### [SOURCE]

OnStartups

Business Geeks: Automated Software Testing as Competitive Advantage

Posted by admin_onstartups.com admin_onstartups.com on September 13, 2006 in startups startup programming testing 26 Comments


This blog’s audience can be simplistically divided into two types of people: 

1.  technology geeks (folks with a technology background, and more specifically a software development background) that have an interest in the business issues because they’ve founded or are thinking of kicking off a startup.

2.  business geeks (folks with a business/sales/strategy background) that have an interest in technology because they’ve founded a software startup.  For more on my thoughts on business geeks, read “Business Geek:  Not An Oxymoron

A number of my articles address one group or the other (like my “Presentation Tips for the Technically Gifted”.

This one looks at the value of automated software testing from the perspective of the business-side.  The reason for the focus is that most programmers I know and respect already understand the upside to automated testing and know way more than I do.  If this is you, feel free to stop reading.  I won’t be offended.

Business Thoughts On Automated Software Testing
 
Automated software testing is a large and relatively complex area that takes a while to understand.  But, let’s work with a simple definition:  It is the process of using computers (instead of humans) to run repeated tests to determine whether the software does what it is supposed to do.  It is important to note that most automated software testing still involves humans in the beginning (to design and develop the tests), but it’s the repeatability that makes it so powerful.  Once the tests are developed, the payback is continuous because the costs of running the tests are near zero.

In order to better illustrate my points, I’ll use Pyramid Digital Solutions (the first software company I started).  Pyramid ran successfully for 10+ years and was recently sold, but I like to use it as an example because I actually lived a lot of these lessons and I find it helpful to have a real-world example to talk about.
  1. Build Better Software:  This one is obvious, but is at the core of the value so needs to be said.  By building a library of automated tests, you are generally going to ship better software that at least, at a minimum works when used in certain, predictable, preconceived ways (the use cases that have been accounted for in the tests).  This is a good thing.

  1. Test Continuously:  As noted, once you have tests automated, there is very little cost to running the test.  As such, once you’ve made the investment in building automated test scripts, there is no good reason not to run them frequently (and lots of good reasons to do so).  In my prior startup, we eventually got to over 20,000+ test scripts that run for several hours.  We ran them every night.  Each night a process would fire off that would retrieve the latest source code the programmers had checked in, build our product (automated builds) and then run our test scripts.  Every morning, the results of the test scripts got emailed to management and the development team.  

 
  1. Cheaper To Fix Bugs:  Most software has bugs.  From the business perspective, the questions are:  which bugs do you know about, when do you “find” them and how much does it cost to fix them?  As it turns out, when you find them and how much it costs to fix them are highly correlated.  Lets take an example.  From my prior (real-world) example, lets say a programmer inadvertently makes a code change and checks it in.  The code has a bug.  In the old way we used to operate, it often be days, weeks or months before that big got caught (based on what part of the product the code was in, whether it was caught internally, or made it out into the “wild” to be found by customers).  The more time that elapsed from the when the code actually changed, to when the bug was actually found, the more expensive the bug became to find and fix.  We’re talking major (orders of magnitude) increase in costs.  Now, in the new world (where we had automated tests running every night), this bug may be caught by the automated test scripts.  If so, the very next morning we would know there was a problem and we could go fix it. The reason it was so must cheaper to find and fix the bug was because the “surface area” of change was so small.  A limited number of things got changed in the prior 24 hours (since the last test), so the bug could more easily be discovered.  I cannot emphasize enough how much money you can save by catching bugs within hours (instead of days) of the bug being introduced.

### [DATASET CONTENT]
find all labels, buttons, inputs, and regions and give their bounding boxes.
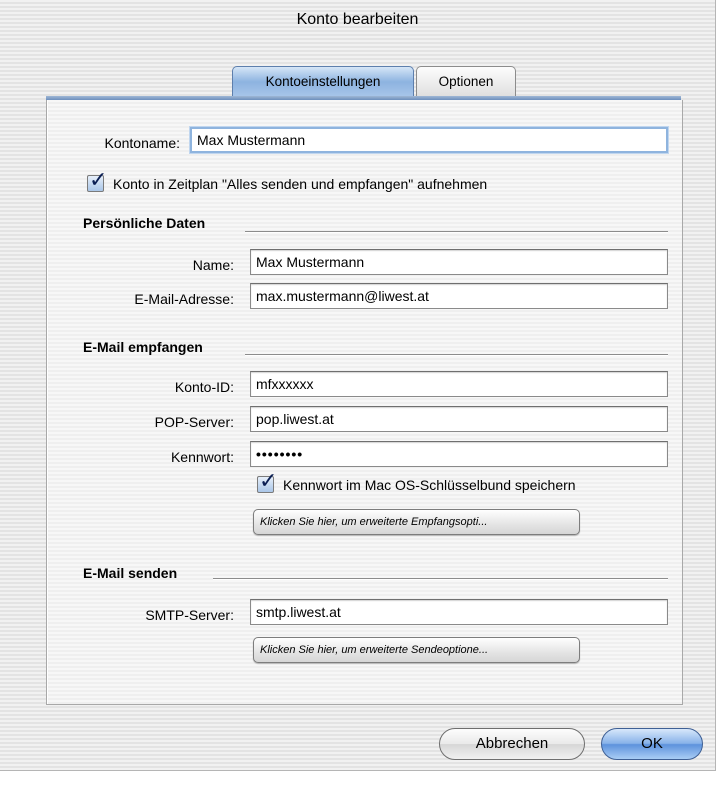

### [GIVEN REQUEST]
Can you continue the post on automated software testing as a business advantage, starting right after its last sentence?

### [EXPECTED OUTPUT]
  1. Freedom To Change:  As software systems get bigger, it becomes harder and harder to make changes without breaking things.  Development teams do what they can to refactor the ugly bits of code as they can (and as time allows), but even then, a sufficiently large-scale codebase that has been around for a while will almost always have “corners” of it that nobody wants to touch (but are important).  The business risk to this situation is that you may find yourself in a situation where customers are asking for things or the market shifts in some way that causes the need for change (this should not come as a surprise).  If the programmers are fearful of changing core parts of the system for fear that they’ll break something, you’ve got a problem.  If you’ve got a large battery of automated test scripts, it frees the programmers to do lots of cool things.  They can refactor the code (the automated testing is a “safety net”), they can add/change features, etc. with a lot less loss of sleep.  What you will find, by investing in automated testing is that your organization actually moves faster than it did before.  You can respond to market change quicker, you roll out features quicker and you have a stronger  company.

  1. Clients Are Happier:  At Pyramid, we had quarterly meetings with our clients (and an annual conference where a bunch of clients got together).  At each of these, one of the key metrics we shared was how large our automated tests were.  This gave clients some comfort.  This comfort translated into a higher likelihood that they would install newer versions of the software (when the became available).  Since we were in the high-end, enterprise software space, this was a big deal.  If we could get 20% more of our customers to move to Version 5 of our software (instead of staying stuck on Version 4), we had advantage.  Less support costs and higher retention rates.


I like to think of technology strategy in the form of technology debt (take short cuts now, but payback comes later – with interest).  Read “Short-Cuts Are Not Free” if you’re curious about this.  Similar to financial debt, this is often necessary (as is technology debt) but it has a cost.  The reverse of this is Technology Investment (in the classic sense).  This too has an interest rate – the rate you get “paid” (i.e. ROI) on that investment.  I think investment in automated testing is one of the best interest rates you can find.  The payback period is a little longer, but it is worth it.  If you have competition (which you likely will), you will find that having a strong investment in automated testing will give you advantage.  You’ll add features quicker, fix bugs cheaper and ship better software.

Of course, as is always the case, situations vary.  Pyramid was in a different market than my current startup HubSpot – but I’m still passionate about automated testing.  Will continue to share experiences as I progress.